- **The exercise**: Look through the material below. Copy every line with the string "remote" in it.

## BEGIN Dataset records

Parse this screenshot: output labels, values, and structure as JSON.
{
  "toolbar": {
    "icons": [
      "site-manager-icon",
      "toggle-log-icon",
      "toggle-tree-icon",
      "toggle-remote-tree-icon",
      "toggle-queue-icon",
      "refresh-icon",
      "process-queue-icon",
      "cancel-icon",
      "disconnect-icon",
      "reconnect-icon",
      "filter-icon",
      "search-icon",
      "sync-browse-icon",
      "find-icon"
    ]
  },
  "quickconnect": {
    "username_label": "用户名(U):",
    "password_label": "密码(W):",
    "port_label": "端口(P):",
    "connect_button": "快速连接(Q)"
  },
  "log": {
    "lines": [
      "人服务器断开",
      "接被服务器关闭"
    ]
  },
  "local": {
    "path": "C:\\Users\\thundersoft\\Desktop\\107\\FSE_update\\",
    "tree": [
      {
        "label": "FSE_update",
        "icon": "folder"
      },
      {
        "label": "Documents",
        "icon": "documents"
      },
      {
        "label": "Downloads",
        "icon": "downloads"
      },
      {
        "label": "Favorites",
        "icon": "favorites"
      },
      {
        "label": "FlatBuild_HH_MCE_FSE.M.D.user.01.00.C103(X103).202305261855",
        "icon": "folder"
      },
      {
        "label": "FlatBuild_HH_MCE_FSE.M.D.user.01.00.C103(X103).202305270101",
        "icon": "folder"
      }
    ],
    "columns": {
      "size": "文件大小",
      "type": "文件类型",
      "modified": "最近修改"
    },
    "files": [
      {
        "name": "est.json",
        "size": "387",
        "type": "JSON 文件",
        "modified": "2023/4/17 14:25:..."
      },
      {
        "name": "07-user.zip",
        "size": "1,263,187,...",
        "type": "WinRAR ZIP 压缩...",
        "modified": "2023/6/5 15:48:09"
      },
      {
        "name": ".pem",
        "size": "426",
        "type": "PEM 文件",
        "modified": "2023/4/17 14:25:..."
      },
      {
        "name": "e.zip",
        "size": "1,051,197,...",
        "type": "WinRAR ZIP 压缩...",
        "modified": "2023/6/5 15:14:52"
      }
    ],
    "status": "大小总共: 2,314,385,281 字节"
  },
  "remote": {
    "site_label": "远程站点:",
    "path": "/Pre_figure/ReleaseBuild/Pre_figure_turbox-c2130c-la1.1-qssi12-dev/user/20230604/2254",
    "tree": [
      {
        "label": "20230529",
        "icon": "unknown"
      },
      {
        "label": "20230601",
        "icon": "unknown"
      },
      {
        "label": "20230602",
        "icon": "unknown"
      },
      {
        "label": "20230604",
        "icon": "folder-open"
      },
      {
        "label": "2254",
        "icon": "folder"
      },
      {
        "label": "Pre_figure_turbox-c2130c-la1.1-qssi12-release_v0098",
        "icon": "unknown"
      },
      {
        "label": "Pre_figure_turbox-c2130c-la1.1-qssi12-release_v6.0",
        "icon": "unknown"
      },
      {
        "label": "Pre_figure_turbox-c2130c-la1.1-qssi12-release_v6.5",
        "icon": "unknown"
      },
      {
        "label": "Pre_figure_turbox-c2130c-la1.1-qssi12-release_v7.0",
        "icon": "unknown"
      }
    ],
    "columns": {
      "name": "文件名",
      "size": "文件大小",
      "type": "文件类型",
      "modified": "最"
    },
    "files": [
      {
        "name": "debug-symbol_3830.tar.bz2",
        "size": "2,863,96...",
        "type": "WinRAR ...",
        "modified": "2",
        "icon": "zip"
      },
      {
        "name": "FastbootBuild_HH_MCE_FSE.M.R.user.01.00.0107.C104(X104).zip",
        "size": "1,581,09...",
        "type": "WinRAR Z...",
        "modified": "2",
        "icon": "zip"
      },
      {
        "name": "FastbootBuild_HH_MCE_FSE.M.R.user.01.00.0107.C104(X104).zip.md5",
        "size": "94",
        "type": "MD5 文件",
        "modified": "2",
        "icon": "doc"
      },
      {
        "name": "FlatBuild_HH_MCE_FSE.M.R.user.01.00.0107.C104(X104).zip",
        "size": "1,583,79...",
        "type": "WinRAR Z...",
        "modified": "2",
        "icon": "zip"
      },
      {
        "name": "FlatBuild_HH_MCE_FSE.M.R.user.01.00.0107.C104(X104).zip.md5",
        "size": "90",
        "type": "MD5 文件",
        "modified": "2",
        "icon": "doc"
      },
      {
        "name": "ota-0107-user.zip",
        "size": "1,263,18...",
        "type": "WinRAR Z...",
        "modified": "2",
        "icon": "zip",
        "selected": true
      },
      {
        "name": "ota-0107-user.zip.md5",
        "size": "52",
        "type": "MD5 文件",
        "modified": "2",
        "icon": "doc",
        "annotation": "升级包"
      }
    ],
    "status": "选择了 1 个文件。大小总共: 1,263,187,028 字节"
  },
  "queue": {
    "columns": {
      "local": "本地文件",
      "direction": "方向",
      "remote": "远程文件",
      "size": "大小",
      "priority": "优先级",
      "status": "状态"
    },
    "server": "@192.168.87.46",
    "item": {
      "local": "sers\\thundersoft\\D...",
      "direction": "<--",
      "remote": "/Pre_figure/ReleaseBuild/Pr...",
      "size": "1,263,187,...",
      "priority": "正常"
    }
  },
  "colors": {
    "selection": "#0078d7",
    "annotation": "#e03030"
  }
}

## END Dataset records
## BEGIN Dataset records

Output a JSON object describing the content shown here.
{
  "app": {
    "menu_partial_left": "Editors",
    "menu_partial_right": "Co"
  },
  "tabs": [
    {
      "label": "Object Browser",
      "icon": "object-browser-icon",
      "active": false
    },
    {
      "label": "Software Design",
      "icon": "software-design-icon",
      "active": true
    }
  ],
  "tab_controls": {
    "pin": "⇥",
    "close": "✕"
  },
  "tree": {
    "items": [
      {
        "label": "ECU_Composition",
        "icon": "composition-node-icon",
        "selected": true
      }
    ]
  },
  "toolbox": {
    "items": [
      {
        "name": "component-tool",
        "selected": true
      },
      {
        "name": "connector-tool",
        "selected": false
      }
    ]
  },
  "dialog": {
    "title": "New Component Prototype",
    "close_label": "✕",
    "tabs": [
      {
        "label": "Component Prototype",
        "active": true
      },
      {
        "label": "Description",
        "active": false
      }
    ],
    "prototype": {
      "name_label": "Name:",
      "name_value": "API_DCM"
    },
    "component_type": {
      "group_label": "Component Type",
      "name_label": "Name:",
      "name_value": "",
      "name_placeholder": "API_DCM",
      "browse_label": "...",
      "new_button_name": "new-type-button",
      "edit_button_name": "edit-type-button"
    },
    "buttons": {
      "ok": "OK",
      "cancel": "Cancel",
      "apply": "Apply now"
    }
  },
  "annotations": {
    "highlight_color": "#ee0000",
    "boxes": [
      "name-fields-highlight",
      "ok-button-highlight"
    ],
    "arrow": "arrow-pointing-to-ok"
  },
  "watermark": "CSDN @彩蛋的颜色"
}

## END Dataset records

- **Result of this exercise**:
      "toggle-remote-tree-icon",
  "remote": {
      "remote": "远程文件",
      "remote": "/Pre_figure/ReleaseBuild/Pr...",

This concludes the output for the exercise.